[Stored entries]

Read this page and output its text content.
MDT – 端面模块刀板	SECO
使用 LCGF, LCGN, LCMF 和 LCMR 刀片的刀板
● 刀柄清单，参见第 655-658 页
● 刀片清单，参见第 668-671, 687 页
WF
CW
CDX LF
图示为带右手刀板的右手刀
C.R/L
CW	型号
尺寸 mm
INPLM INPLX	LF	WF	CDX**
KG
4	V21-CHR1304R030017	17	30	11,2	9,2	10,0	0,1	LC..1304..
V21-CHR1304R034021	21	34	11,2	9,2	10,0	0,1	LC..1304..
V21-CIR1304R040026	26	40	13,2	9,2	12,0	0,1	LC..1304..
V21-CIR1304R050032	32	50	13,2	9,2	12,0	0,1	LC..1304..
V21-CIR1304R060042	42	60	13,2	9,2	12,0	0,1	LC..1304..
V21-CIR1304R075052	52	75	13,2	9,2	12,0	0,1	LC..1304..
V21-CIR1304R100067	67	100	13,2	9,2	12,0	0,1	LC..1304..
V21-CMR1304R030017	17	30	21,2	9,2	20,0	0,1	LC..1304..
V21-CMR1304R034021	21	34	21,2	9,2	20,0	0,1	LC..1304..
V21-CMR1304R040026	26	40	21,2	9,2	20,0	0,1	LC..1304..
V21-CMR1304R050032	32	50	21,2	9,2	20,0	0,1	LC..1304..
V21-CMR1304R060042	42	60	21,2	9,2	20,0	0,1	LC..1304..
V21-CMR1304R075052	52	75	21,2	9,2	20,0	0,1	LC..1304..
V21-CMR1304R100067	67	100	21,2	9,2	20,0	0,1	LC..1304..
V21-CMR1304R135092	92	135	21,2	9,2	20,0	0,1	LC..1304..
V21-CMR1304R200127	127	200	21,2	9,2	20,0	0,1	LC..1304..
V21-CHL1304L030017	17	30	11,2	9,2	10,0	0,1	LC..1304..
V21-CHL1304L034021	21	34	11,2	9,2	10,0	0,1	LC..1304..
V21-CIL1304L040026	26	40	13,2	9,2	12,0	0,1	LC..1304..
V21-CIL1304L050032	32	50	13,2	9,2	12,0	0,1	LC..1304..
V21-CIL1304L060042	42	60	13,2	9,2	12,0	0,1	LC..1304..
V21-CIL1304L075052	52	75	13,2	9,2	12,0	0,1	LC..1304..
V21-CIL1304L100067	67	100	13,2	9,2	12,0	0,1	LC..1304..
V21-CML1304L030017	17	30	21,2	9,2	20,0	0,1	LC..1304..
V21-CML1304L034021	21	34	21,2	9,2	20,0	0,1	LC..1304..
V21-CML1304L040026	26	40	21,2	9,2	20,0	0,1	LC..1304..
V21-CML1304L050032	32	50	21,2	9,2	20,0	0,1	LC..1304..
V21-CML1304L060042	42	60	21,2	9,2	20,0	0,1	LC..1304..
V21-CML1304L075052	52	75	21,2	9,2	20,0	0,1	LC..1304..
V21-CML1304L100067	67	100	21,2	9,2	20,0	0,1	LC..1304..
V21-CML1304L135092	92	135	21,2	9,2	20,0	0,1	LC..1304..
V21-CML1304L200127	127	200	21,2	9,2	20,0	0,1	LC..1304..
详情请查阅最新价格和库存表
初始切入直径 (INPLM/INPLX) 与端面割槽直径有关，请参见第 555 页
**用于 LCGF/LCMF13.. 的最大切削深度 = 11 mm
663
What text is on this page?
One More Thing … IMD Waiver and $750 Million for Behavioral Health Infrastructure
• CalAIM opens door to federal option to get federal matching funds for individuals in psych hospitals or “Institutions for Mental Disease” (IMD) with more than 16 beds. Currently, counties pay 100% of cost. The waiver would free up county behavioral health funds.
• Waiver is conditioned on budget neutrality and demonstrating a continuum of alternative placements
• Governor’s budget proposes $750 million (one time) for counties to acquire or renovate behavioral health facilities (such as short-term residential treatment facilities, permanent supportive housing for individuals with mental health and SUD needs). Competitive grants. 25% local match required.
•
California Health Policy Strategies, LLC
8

• EXERCISE INSTRUCTIONS
Reproduce only the lines between the line containing "What text is on this page?" and the last line of the records, those two lines included, exactly.

• RESPONSE
What text is on this page?
One More Thing … IMD Waiver and $750 Million for Behavioral Health Infrastructure
• CalAIM opens door to federal option to get federal matching funds for individuals in psych hospitals or “Institutions for Mental Disease” (IMD) with more than 16 beds. Currently, counties pay 100% of cost. The waiver would free up county behavioral health funds.
• Waiver is conditioned on budget neutrality and demonstrating a continuum of alternative placements
• Governor’s budget proposes $750 million (one time) for counties to acquire or renovate behavioral health facilities (such as short-term residential treatment facilities, permanent supportive housing for individuals with mental health and SUD needs). Competitive grants. 25% local match required.
•
California Health Policy Strategies, LLC
8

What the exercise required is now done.